Repeat all of the records verbatim.

[Figure record extracts]
======
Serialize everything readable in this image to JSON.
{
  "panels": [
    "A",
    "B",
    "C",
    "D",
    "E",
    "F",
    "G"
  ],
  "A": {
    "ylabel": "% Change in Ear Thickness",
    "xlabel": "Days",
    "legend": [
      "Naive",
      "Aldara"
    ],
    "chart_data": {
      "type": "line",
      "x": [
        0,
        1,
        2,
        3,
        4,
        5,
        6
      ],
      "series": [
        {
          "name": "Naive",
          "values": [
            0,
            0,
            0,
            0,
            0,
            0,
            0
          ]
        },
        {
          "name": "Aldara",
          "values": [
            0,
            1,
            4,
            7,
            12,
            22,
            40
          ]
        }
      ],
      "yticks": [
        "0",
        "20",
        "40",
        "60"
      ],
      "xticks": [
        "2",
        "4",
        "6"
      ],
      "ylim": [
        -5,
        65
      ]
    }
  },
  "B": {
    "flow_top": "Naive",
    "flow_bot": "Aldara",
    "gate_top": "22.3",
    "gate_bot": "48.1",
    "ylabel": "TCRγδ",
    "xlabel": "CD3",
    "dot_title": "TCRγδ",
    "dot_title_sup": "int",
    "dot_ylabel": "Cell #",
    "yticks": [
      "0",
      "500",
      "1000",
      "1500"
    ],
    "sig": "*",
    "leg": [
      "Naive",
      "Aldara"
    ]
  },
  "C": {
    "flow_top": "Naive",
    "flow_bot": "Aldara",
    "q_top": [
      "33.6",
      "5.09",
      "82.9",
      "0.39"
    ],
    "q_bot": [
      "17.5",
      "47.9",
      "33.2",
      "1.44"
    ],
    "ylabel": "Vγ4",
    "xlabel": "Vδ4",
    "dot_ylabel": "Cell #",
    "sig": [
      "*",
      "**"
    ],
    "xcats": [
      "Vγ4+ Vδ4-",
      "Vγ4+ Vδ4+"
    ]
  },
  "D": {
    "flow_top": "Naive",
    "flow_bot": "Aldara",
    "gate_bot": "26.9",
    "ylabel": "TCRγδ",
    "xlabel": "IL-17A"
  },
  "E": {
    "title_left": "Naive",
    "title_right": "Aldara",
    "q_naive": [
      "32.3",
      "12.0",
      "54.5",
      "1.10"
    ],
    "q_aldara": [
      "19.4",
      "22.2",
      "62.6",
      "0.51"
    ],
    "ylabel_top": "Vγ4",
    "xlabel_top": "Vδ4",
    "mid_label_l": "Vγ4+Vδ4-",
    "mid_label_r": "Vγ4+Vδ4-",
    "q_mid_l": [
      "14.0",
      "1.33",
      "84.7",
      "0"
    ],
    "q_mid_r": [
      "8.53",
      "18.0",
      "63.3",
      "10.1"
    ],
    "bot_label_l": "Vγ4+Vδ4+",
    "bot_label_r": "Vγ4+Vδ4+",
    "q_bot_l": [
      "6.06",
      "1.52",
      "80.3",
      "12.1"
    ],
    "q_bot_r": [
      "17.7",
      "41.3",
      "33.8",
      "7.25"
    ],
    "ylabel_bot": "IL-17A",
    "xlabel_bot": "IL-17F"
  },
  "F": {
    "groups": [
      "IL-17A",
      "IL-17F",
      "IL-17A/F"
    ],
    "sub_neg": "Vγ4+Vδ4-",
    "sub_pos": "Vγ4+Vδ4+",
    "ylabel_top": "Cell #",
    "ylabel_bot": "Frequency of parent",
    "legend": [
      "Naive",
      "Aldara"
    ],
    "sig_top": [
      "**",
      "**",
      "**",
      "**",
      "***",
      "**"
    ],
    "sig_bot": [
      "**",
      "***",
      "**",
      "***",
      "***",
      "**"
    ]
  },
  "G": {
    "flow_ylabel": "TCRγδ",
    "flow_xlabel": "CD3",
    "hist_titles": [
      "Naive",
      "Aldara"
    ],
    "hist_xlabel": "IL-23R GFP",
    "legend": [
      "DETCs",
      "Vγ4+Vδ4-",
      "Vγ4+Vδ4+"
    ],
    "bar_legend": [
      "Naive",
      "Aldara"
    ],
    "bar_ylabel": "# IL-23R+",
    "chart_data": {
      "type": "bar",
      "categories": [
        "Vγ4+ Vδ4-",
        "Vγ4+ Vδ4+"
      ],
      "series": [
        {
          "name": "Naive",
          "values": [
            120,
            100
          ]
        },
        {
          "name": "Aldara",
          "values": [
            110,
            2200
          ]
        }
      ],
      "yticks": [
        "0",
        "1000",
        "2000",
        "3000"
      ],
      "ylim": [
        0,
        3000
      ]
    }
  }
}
======
• CORRECT ANSWER:
Serialize everything readable in this image to JSON.
{
  "panels": [
    "A",
    "B",
    "C",
    "D",
    "E",
    "F",
    "G"
  ],
  "A": {
    "ylabel": "% Change in Ear Thickness",
    "xlabel": "Days",
    "legend": [
      "Naive",
      "Aldara"
    ],
    "chart_data": {
      "type": "line",
      "x": [
        0,
        1,
        2,
        3,
        4,
        5,
        6
      ],
      "series": [
        {
          "name": "Naive",
          "values": [
            0,
            0,
            0,
            0,
            0,
            0,
            0
          ]
        },
        {
          "name": "Aldara",
          "values": [
            0,
            1,
            4,
            7,
            12,
            22,
            40
          ]
        }
      ],
      "yticks": [
        "0",
        "20",
        "40",
        "60"
      ],
      "xticks": [
        "2",
        "4",
        "6"
      ],
      "ylim": [
        -5,
        65
      ]
    }
  },
  "B": {
    "flow_top": "Naive",
    "flow_bot": "Aldara",
    "gate_top": "22.3",
    "gate_bot": "48.1",
    "ylabel": "TCRγδ",
    "xlabel": "CD3",
    "dot_title": "TCRγδ",
    "dot_title_sup": "int",
    "dot_ylabel": "Cell #",
    "yticks": [
      "0",
      "500",
      "1000",
      "1500"
    ],
    "sig": "*",
    "leg": [
      "Naive",
      "Aldara"
    ]
  },
  "C": {
    "flow_top": "Naive",
    "flow_bot": "Aldara",
    "q_top": [
      "33.6",
      "5.09",
      "82.9",
      "0.39"
    ],
    "q_bot": [
      "17.5",
      "47.9",
      "33.2",
      "1.44"
    ],
    "ylabel": "Vγ4",
    "xlabel": "Vδ4",
    "dot_ylabel": "Cell #",
    "sig": [
      "*",
      "**"
    ],
    "xcats": [
      "Vγ4+ Vδ4-",
      "Vγ4+ Vδ4+"
    ]
  },
  "D": {
    "flow_top": "Naive",
    "flow_bot": "Aldara",
    "gate_bot": "26.9",
    "ylabel": "TCRγδ",
    "xlabel": "IL-17A"
  },
  "E": {
    "title_left": "Naive",
    "title_right": "Aldara",
    "q_naive": [
      "32.3",
      "12.0",
      "54.5",
      "1.10"
    ],
    "q_aldara": [
      "19.4",
      "22.2",
      "62.6",
      "0.51"
    ],
    "ylabel_top": "Vγ4",
    "xlabel_top": "Vδ4",
    "mid_label_l": "Vγ4+Vδ4-",
    "mid_label_r": "Vγ4+Vδ4-",
    "q_mid_l": [
      "14.0",
      "1.33",
      "84.7",
      "0"
    ],
    "q_mid_r": [
      "8.53",
      "18.0",
      "63.3",
      "10.1"
    ],
    "bot_label_l": "Vγ4+Vδ4+",
    "bot_label_r": "Vγ4+Vδ4+",
    "q_bot_l": [
      "6.06",
      "1.52",
      "80.3",
      "12.1"
    ],
    "q_bot_r": [
      "17.7",
      "41.3",
      "33.8",
      "7.25"
    ],
    "ylabel_bot": "IL-17A",
    "xlabel_bot": "IL-17F"
  },
  "F": {
    "groups": [
      "IL-17A",
      "IL-17F",
      "IL-17A/F"
    ],
    "sub_neg": "Vγ4+Vδ4-",
    "sub_pos": "Vγ4+Vδ4+",
    "ylabel_top": "Cell #",
    "ylabel_bot": "Frequency of parent",
    "legend": [
      "Naive",
      "Aldara"
    ],
    "sig_top": [
      "**",
      "**",
      "**",
      "**",
      "***",
      "**"
    ],
    "sig_bot": [
      "**",
      "***",
      "**",
      "***",
      "***",
      "**"
    ]
  },
  "G": {
    "flow_ylabel": "TCRγδ",
    "flow_xlabel": "CD3",
    "hist_titles": [
      "Naive",
      "Aldara"
    ],
    "hist_xlabel": "IL-23R GFP",
    "legend": [
      "DETCs",
      "Vγ4+Vδ4-",
      "Vγ4+Vδ4+"
    ],
    "bar_legend": [
      "Naive",
      "Aldara"
    ],
    "bar_ylabel": "# IL-23R+",
    "chart_data": {
      "type": "bar",
      "categories": [
        "Vγ4+ Vδ4-",
        "Vγ4+ Vδ4+"
      ],
      "series": [
        {
          "name": "Naive",
          "values": [
            120,
            100
          ]
        },
        {
          "name": "Aldara",
          "values": [
            110,
            2200
          ]
        }
      ],
      "yticks": [
        "0",
        "1000",
        "2000",
        "3000"
      ],
      "ylim": [
        0,
        3000
      ]
    }
  }
}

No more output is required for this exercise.